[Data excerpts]
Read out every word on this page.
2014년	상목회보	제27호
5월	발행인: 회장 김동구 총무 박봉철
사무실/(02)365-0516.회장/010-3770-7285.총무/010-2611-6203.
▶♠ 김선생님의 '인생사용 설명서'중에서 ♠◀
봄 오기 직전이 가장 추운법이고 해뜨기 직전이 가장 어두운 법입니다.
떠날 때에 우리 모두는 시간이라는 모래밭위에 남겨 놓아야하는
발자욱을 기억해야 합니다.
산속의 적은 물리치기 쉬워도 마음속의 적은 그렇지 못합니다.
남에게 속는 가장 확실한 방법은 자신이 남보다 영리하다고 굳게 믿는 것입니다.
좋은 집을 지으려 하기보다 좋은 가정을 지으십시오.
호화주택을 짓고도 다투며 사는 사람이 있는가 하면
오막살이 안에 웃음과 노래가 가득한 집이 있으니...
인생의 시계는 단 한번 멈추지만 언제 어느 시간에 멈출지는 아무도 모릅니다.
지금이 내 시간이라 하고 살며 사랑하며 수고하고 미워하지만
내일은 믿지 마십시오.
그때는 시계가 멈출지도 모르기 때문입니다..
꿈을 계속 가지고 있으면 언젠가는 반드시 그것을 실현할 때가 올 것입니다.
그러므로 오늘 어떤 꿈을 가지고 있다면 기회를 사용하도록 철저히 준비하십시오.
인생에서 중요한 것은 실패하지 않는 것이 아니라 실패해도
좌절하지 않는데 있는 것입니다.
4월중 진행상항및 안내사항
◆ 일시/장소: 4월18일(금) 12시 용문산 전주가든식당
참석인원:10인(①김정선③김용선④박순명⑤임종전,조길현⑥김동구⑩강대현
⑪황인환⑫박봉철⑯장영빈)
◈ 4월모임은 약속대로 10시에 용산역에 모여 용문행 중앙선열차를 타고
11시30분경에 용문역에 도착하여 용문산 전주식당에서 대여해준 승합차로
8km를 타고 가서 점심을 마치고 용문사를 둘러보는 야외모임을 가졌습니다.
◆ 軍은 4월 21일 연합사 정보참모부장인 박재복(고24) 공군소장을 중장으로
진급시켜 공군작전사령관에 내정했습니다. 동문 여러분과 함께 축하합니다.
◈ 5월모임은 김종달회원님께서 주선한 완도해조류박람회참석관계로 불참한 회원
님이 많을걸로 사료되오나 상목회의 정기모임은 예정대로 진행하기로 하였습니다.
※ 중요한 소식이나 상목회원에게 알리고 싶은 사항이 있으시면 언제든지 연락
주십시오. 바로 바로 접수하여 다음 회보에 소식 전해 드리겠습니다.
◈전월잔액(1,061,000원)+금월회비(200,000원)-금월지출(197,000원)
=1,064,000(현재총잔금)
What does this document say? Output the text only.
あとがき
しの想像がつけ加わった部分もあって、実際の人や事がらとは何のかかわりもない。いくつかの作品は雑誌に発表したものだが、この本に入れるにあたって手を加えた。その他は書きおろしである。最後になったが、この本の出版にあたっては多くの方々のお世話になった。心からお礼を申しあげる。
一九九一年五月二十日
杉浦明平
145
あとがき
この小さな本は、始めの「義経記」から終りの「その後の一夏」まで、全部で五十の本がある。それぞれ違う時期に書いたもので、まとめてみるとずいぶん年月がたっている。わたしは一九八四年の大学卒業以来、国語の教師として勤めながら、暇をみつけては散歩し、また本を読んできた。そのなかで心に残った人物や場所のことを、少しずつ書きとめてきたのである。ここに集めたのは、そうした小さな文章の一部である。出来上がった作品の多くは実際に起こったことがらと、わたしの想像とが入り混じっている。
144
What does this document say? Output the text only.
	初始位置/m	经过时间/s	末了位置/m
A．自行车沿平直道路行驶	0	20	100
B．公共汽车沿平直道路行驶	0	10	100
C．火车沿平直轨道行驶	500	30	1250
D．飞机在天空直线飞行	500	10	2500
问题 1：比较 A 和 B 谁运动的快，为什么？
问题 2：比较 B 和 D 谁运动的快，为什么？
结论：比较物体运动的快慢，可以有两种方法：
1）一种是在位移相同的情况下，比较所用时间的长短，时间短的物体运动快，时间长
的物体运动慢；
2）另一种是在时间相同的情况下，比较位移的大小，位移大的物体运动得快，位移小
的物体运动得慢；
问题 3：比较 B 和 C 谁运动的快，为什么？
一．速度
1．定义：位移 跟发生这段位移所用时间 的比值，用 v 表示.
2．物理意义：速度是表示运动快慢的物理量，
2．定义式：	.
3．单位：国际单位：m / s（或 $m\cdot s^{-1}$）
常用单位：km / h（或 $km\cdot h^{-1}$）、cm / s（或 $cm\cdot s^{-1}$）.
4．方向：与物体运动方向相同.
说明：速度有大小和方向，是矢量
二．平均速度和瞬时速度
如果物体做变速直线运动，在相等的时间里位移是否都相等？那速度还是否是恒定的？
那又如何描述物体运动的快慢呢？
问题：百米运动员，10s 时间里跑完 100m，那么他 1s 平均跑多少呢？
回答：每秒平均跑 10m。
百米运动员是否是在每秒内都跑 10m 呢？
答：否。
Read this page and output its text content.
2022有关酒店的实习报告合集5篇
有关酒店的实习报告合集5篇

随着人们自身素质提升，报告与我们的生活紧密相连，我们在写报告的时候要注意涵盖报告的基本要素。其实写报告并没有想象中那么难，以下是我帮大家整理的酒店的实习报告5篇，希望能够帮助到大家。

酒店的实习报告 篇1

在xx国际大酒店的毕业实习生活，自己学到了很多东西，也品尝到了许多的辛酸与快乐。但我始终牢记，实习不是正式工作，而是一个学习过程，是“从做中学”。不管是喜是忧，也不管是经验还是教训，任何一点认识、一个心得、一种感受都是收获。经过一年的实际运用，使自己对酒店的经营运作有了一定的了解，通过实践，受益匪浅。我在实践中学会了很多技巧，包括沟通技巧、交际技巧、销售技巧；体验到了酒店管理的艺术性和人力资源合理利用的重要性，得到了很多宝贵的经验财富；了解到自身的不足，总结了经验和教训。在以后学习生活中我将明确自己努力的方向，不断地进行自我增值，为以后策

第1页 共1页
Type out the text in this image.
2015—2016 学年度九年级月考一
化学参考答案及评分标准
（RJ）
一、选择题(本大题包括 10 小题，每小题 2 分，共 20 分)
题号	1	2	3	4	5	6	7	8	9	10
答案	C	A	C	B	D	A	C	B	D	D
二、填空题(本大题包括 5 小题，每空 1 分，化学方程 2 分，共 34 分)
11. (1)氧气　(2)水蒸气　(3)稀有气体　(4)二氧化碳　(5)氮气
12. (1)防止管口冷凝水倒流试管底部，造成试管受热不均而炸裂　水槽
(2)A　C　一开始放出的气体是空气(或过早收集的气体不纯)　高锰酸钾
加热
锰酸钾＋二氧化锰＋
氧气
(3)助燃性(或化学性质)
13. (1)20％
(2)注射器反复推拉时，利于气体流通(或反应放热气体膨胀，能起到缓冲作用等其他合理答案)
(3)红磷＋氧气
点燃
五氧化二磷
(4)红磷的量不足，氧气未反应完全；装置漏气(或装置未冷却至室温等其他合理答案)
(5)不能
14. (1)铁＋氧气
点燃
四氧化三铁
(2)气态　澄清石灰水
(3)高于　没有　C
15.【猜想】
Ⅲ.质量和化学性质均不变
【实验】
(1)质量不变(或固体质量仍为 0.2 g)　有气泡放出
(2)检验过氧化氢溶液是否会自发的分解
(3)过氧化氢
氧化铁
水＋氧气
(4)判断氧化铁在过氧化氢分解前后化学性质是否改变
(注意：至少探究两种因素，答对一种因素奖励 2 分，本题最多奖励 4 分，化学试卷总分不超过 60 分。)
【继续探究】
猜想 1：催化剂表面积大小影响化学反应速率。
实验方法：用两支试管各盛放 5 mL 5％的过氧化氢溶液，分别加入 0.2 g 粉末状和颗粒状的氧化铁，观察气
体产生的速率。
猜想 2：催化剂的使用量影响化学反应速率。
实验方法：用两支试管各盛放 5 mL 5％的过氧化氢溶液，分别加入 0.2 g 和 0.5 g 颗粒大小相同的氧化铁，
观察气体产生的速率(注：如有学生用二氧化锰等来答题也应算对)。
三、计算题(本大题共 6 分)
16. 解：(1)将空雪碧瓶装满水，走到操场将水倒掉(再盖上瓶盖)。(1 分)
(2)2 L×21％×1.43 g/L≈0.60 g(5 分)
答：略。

INSTRUCTIONS TO FOLLOW:
Output the line holding "Type out the text in this image.", then every later line through the end of the records above, exactly as given and nothing else.

SOLUTION FOR THIS TASK:
Type out the text in this image.
2015—2016 学年度九年级月考一
化学参考答案及评分标准
（RJ）
一、选择题(本大题包括 10 小题，每小题 2 分，共 20 分)
题号	1	2	3	4	5	6	7	8	9	10
答案	C	A	C	B	D	A	C	B	D	D
二、填空题(本大题包括 5 小题，每空 1 分，化学方程 2 分，共 34 分)
11. (1)氧气　(2)水蒸气　(3)稀有气体　(4)二氧化碳　(5)氮气
12. (1)防止管口冷凝水倒流试管底部，造成试管受热不均而炸裂　水槽
(2)A　C　一开始放出的气体是空气(或过早收集的气体不纯)　高锰酸钾
加热
锰酸钾＋二氧化锰＋
氧气
(3)助燃性(或化学性质)
13. (1)20％
(2)注射器反复推拉时，利于气体流通(或反应放热气体膨胀，能起到缓冲作用等其他合理答案)
(3)红磷＋氧气
点燃
五氧化二磷
(4)红磷的量不足，氧气未反应完全；装置漏气(或装置未冷却至室温等其他合理答案)
(5)不能
14. (1)铁＋氧气
点燃
四氧化三铁
(2)气态　澄清石灰水
(3)高于　没有　C
15.【猜想】
Ⅲ.质量和化学性质均不变
【实验】
(1)质量不变(或固体质量仍为 0.2 g)　有气泡放出
(2)检验过氧化氢溶液是否会自发的分解
(3)过氧化氢
氧化铁
水＋氧气
(4)判断氧化铁在过氧化氢分解前后化学性质是否改变
(注意：至少探究两种因素，答对一种因素奖励 2 分，本题最多奖励 4 分，化学试卷总分不超过 60 分。)
【继续探究】
猜想 1：催化剂表面积大小影响化学反应速率。
实验方法：用两支试管各盛放 5 mL 5％的过氧化氢溶液，分别加入 0.2 g 粉末状和颗粒状的氧化铁，观察气
体产生的速率。
猜想 2：催化剂的使用量影响化学反应速率。
实验方法：用两支试管各盛放 5 mL 5％的过氧化氢溶液，分别加入 0.2 g 和 0.5 g 颗粒大小相同的氧化铁，
观察气体产生的速率(注：如有学生用二氧化锰等来答题也应算对)。
三、计算题(本大题共 6 分)
16. 解：(1)将空雪碧瓶装满水，走到操场将水倒掉(再盖上瓶盖)。(1 分)
(2)2 L×21％×1.43 g/L≈0.60 g(5 分)
答：略。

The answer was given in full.